(WHAT IS BEING ASKED) Wherever the word "Skala" appears in the entries, copy the whole line.

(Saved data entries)
####

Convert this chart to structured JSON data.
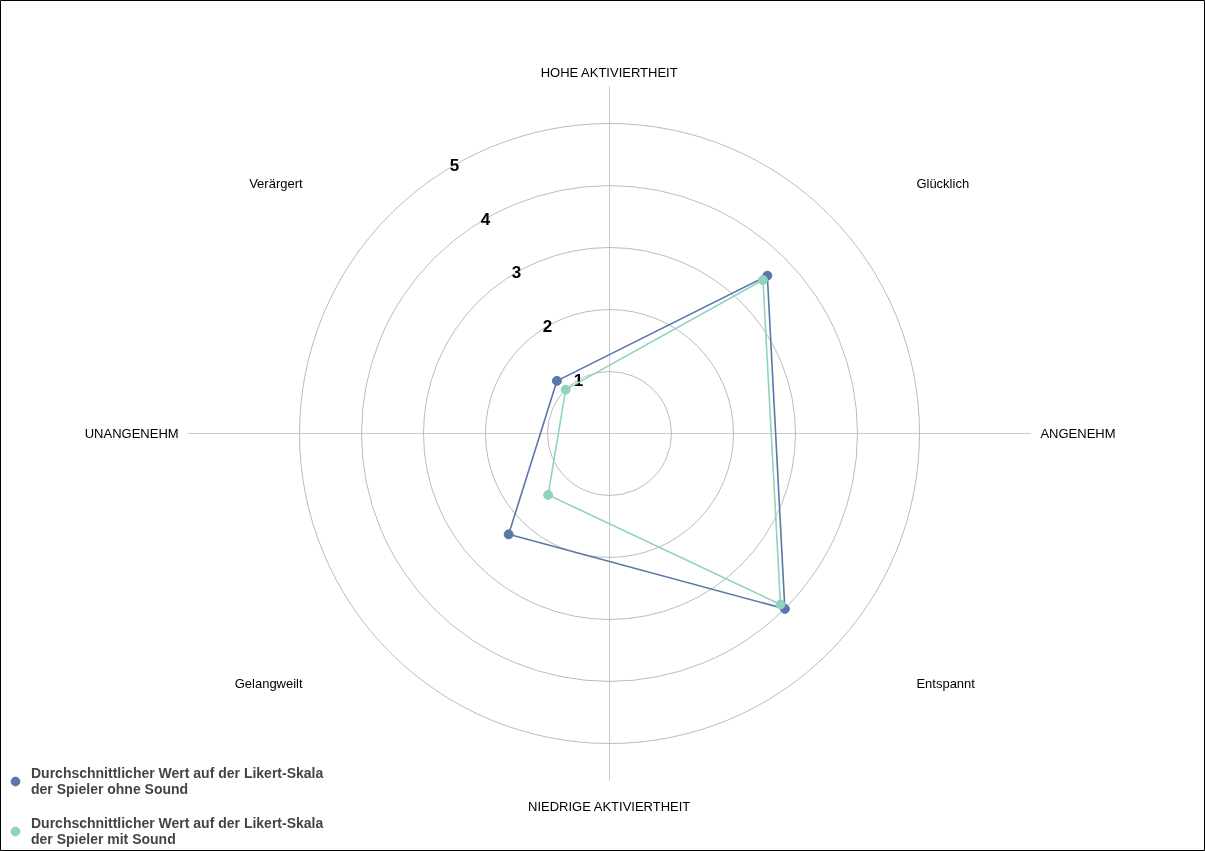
{
  "chart_data": {
    "type": "radar",
    "categories": [
      "Glücklich",
      "Entspannt",
      "Gelangweilt",
      "Verärgert"
    ],
    "series": [
      {
        "name": "Durchschnittlicher Wert auf der Likert-Skala der Spieler ohne Sound",
        "color": "#5b76a8",
        "values": [
          3.6,
          4.0,
          2.3,
          1.2
        ]
      },
      {
        "name": "Durchschnittlicher Wert auf der Likert-Skala der Spieler mit Sound",
        "color": "#8fd3c0",
        "values": [
          3.5,
          3.9,
          1.4,
          1.0
        ]
      }
    ],
    "ylim": [
      0,
      5
    ],
    "yticks": [
      1,
      2,
      3,
      4,
      5
    ],
    "annotations": [
      "HOHE AKTIVIERTHEIT",
      "ANGENEHM",
      "NIEDRIGE AKTIVIERTHEIT",
      "UNANGENEHM"
    ],
    "marker": "circle",
    "legend": "bottom left",
    "grid": true
  }
}
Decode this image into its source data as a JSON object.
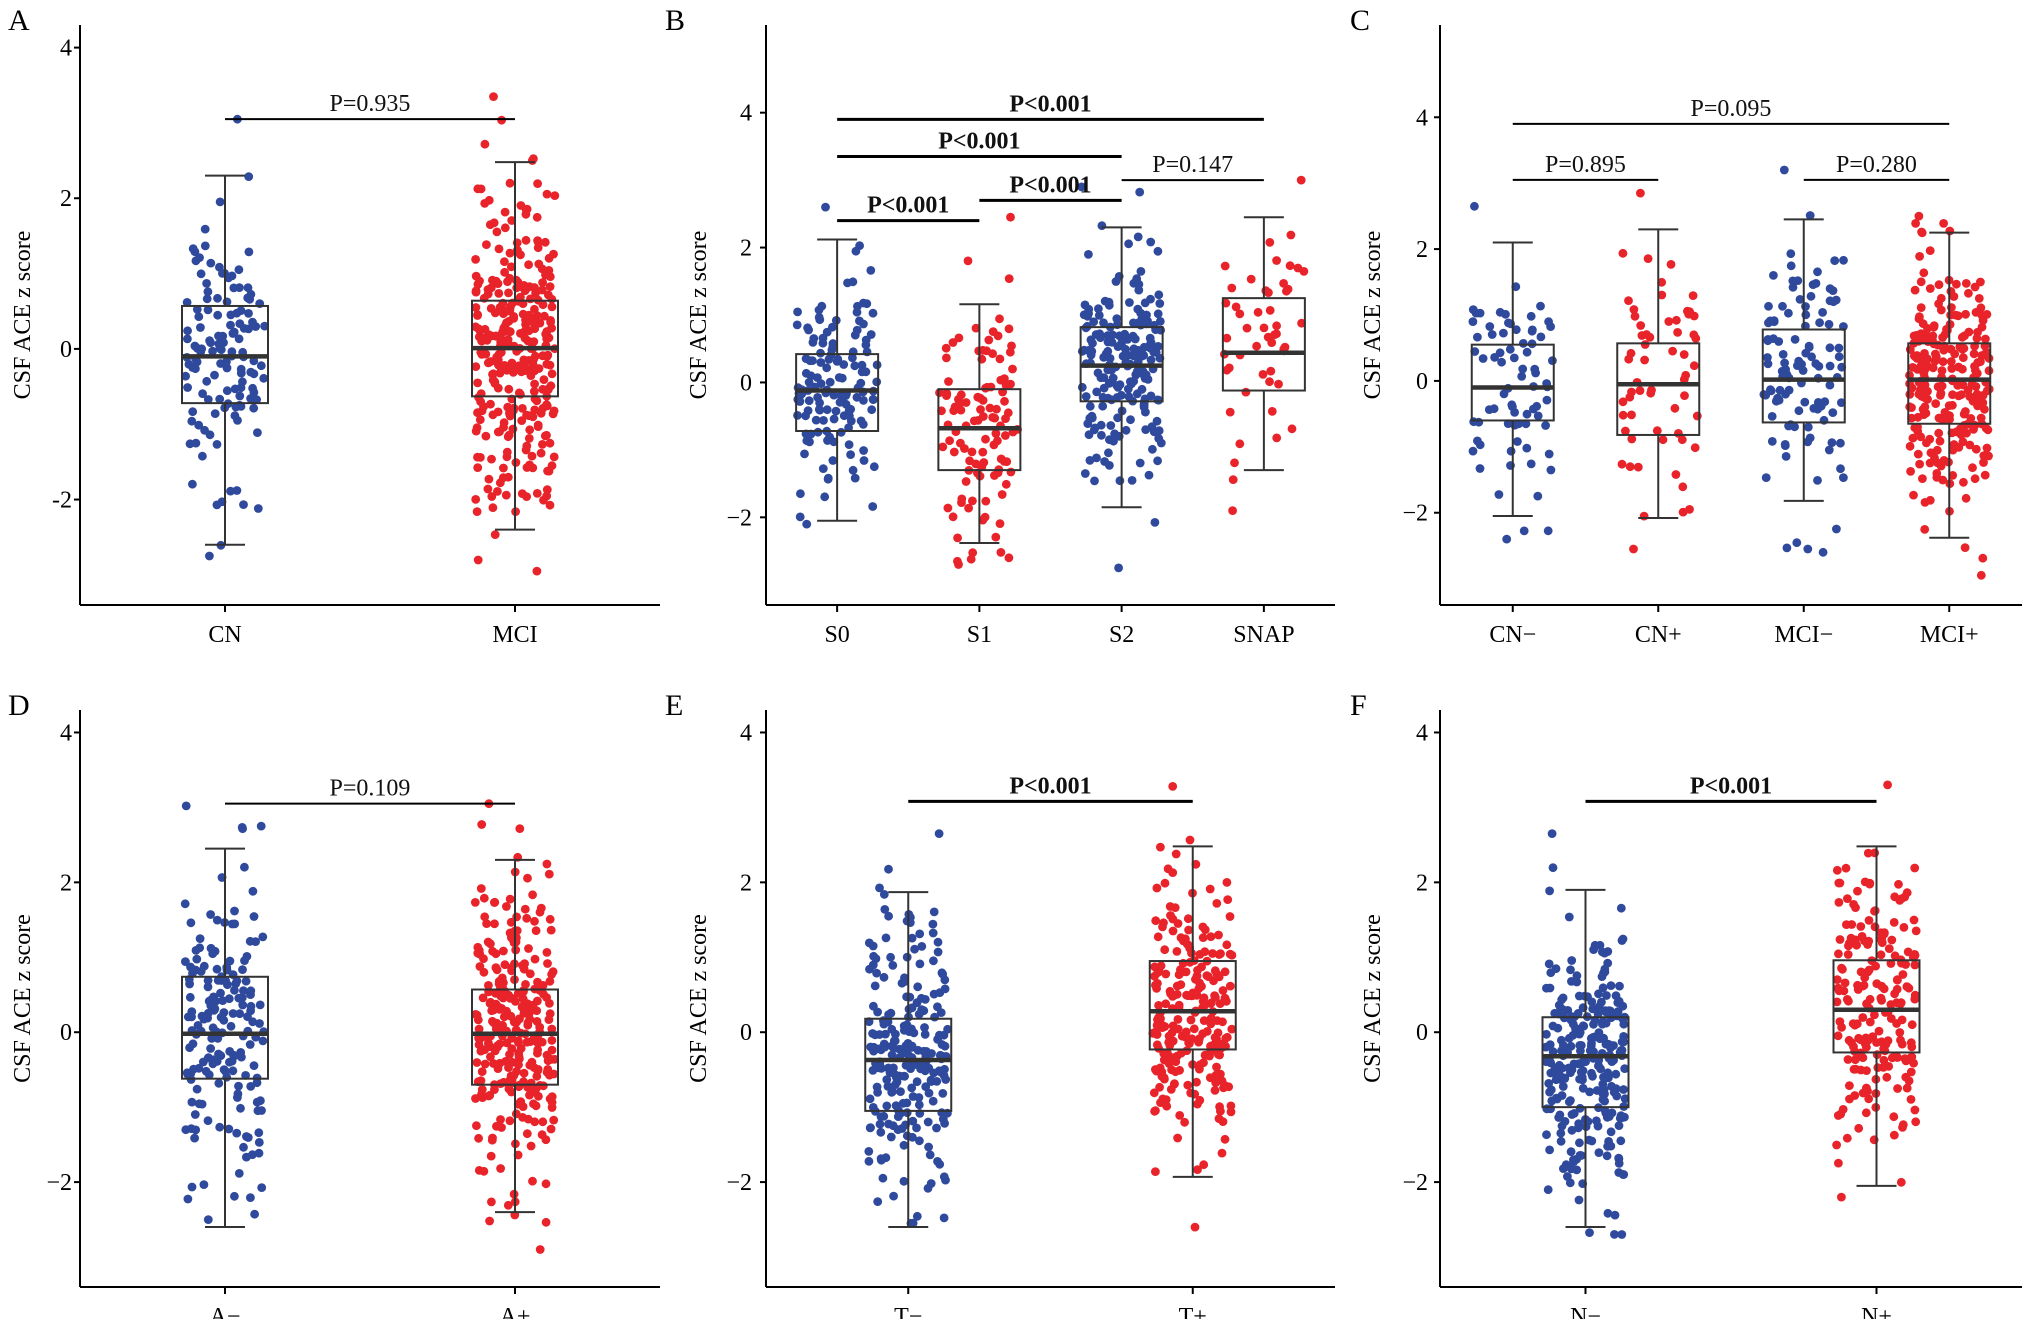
{
  "colors": {
    "blue": "#2f4a9c",
    "red": "#e8232a",
    "axis": "#000000",
    "box": "#333333"
  },
  "chart_data": [
    {
      "panel": "A",
      "type": "boxplot-jitter",
      "ylabel": "CSF ACE z score",
      "ylim": [
        -3.4,
        4.3
      ],
      "yticks": [
        {
          "v": 4,
          "label": "4"
        },
        {
          "v": 2,
          "label": "2"
        },
        {
          "v": 0,
          "label": "0"
        },
        {
          "v": -2,
          "label": "-2"
        }
      ],
      "groups": [
        {
          "label": "CN",
          "color": "blue",
          "n": 130,
          "q1": -0.72,
          "median": -0.1,
          "q3": 0.57,
          "wlo": -2.6,
          "whi": 2.3,
          "min": -2.75,
          "max": 3.05
        },
        {
          "label": "MCI",
          "color": "red",
          "n": 320,
          "q1": -0.63,
          "median": 0.01,
          "q3": 0.64,
          "wlo": -2.4,
          "whi": 2.48,
          "min": -2.95,
          "max": 3.35
        }
      ],
      "comparisons": [
        {
          "from": 0,
          "to": 1,
          "y": 3.05,
          "text": "P=0.935",
          "bold": false
        }
      ]
    },
    {
      "panel": "B",
      "type": "boxplot-jitter",
      "ylabel": "CSF ACE  z score",
      "ylim": [
        -3.3,
        5.3
      ],
      "yticks": [
        {
          "v": 4,
          "label": "4"
        },
        {
          "v": 2,
          "label": "2"
        },
        {
          "v": 0,
          "label": "0"
        },
        {
          "v": -2,
          "label": "−2"
        }
      ],
      "groups": [
        {
          "label": "S0",
          "color": "blue",
          "n": 140,
          "q1": -0.72,
          "median": -0.12,
          "q3": 0.42,
          "wlo": -2.05,
          "whi": 2.12,
          "min": -2.1,
          "max": 2.6
        },
        {
          "label": "S1",
          "color": "red",
          "n": 110,
          "q1": -1.3,
          "median": -0.68,
          "q3": -0.1,
          "wlo": -2.38,
          "whi": 1.16,
          "min": -2.7,
          "max": 2.45
        },
        {
          "label": "S2",
          "color": "blue",
          "n": 200,
          "q1": -0.28,
          "median": 0.25,
          "q3": 0.82,
          "wlo": -1.85,
          "whi": 2.3,
          "min": -2.75,
          "max": 2.9
        },
        {
          "label": "SNAP",
          "color": "red",
          "n": 50,
          "q1": -0.12,
          "median": 0.44,
          "q3": 1.25,
          "wlo": -1.3,
          "whi": 2.45,
          "min": -1.9,
          "max": 3.0
        }
      ],
      "comparisons": [
        {
          "from": 0,
          "to": 3,
          "y": 3.9,
          "text": "P<0.001",
          "bold": true
        },
        {
          "from": 0,
          "to": 2,
          "y": 3.35,
          "text": "P<0.001",
          "bold": true
        },
        {
          "from": 2,
          "to": 3,
          "y": 3.0,
          "text": "P=0.147",
          "bold": false
        },
        {
          "from": 1,
          "to": 2,
          "y": 2.7,
          "text": "P<0.001",
          "bold": true
        },
        {
          "from": 0,
          "to": 1,
          "y": 2.4,
          "text": "P<0.001",
          "bold": true
        }
      ]
    },
    {
      "panel": "C",
      "type": "boxplot-jitter",
      "ylabel": "CSF ACE z score",
      "ylim": [
        -3.4,
        5.4
      ],
      "yticks": [
        {
          "v": 4,
          "label": "4"
        },
        {
          "v": 2,
          "label": "2"
        },
        {
          "v": 0,
          "label": "0"
        },
        {
          "v": -2,
          "label": "−2"
        }
      ],
      "groups": [
        {
          "label": "CN−",
          "color": "blue",
          "n": 75,
          "q1": -0.6,
          "median": -0.1,
          "q3": 0.55,
          "wlo": -2.05,
          "whi": 2.1,
          "min": -2.4,
          "max": 2.65
        },
        {
          "label": "CN+",
          "color": "red",
          "n": 60,
          "q1": -0.82,
          "median": -0.05,
          "q3": 0.57,
          "wlo": -2.08,
          "whi": 2.3,
          "min": -2.55,
          "max": 2.85
        },
        {
          "label": "MCI−",
          "color": "blue",
          "n": 110,
          "q1": -0.63,
          "median": 0.02,
          "q3": 0.78,
          "wlo": -1.82,
          "whi": 2.45,
          "min": -2.6,
          "max": 3.2
        },
        {
          "label": "MCI+",
          "color": "red",
          "n": 250,
          "q1": -0.65,
          "median": 0.02,
          "q3": 0.57,
          "wlo": -2.38,
          "whi": 2.25,
          "min": -2.95,
          "max": 2.5
        }
      ],
      "comparisons": [
        {
          "from": 0,
          "to": 3,
          "y": 3.9,
          "text": "P=0.095",
          "bold": false
        },
        {
          "from": 0,
          "to": 1,
          "y": 3.05,
          "text": "P=0.895",
          "bold": false
        },
        {
          "from": 2,
          "to": 3,
          "y": 3.05,
          "text": "P=0.280",
          "bold": false
        }
      ]
    },
    {
      "panel": "D",
      "type": "boxplot-jitter",
      "ylabel": "CSF ACE z score",
      "ylim": [
        -3.4,
        4.3
      ],
      "yticks": [
        {
          "v": 4,
          "label": "4"
        },
        {
          "v": 2,
          "label": "2"
        },
        {
          "v": 0,
          "label": "0"
        },
        {
          "v": -2,
          "label": "−2"
        }
      ],
      "groups": [
        {
          "label": "A−",
          "color": "blue",
          "n": 180,
          "q1": -0.62,
          "median": -0.02,
          "q3": 0.74,
          "wlo": -2.6,
          "whi": 2.45,
          "min": -2.5,
          "max": 3.02
        },
        {
          "label": "A+",
          "color": "red",
          "n": 290,
          "q1": -0.7,
          "median": -0.02,
          "q3": 0.57,
          "wlo": -2.4,
          "whi": 2.3,
          "min": -2.9,
          "max": 3.05
        }
      ],
      "comparisons": [
        {
          "from": 0,
          "to": 1,
          "y": 3.05,
          "text": "P=0.109",
          "bold": false
        }
      ]
    },
    {
      "panel": "E",
      "type": "boxplot-jitter",
      "ylabel": "CSF ACE z score",
      "ylim": [
        -3.4,
        4.3
      ],
      "yticks": [
        {
          "v": 4,
          "label": "4"
        },
        {
          "v": 2,
          "label": "2"
        },
        {
          "v": 0,
          "label": "0"
        },
        {
          "v": -2,
          "label": "−2"
        }
      ],
      "groups": [
        {
          "label": "T−",
          "color": "blue",
          "n": 230,
          "q1": -1.05,
          "median": -0.37,
          "q3": 0.18,
          "wlo": -2.6,
          "whi": 1.87,
          "min": -2.55,
          "max": 2.65
        },
        {
          "label": "T+",
          "color": "red",
          "n": 240,
          "q1": -0.23,
          "median": 0.28,
          "q3": 0.95,
          "wlo": -1.93,
          "whi": 2.48,
          "min": -2.6,
          "max": 3.28
        }
      ],
      "comparisons": [
        {
          "from": 0,
          "to": 1,
          "y": 3.08,
          "text": "P<0.001",
          "bold": true
        }
      ]
    },
    {
      "panel": "F",
      "type": "boxplot-jitter",
      "ylabel": "CSF ACE z score",
      "ylim": [
        -3.4,
        4.3
      ],
      "yticks": [
        {
          "v": 4,
          "label": "4"
        },
        {
          "v": 2,
          "label": "2"
        },
        {
          "v": 0,
          "label": "0"
        },
        {
          "v": -2,
          "label": "−2"
        }
      ],
      "groups": [
        {
          "label": "N−",
          "color": "blue",
          "n": 270,
          "q1": -1.0,
          "median": -0.32,
          "q3": 0.2,
          "wlo": -2.6,
          "whi": 1.9,
          "min": -2.7,
          "max": 2.65
        },
        {
          "label": "N+",
          "color": "red",
          "n": 200,
          "q1": -0.27,
          "median": 0.3,
          "q3": 0.96,
          "wlo": -2.05,
          "whi": 2.48,
          "min": -2.2,
          "max": 3.3
        }
      ],
      "comparisons": [
        {
          "from": 0,
          "to": 1,
          "y": 3.08,
          "text": "P<0.001",
          "bold": true
        }
      ]
    }
  ]
}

####

(RESULT BELOW)
        "name": "Durchschnittlicher Wert auf der Likert-Skala der Spieler ohne Sound",
        "name": "Durchschnittlicher Wert auf der Likert-Skala der Spieler mit Sound",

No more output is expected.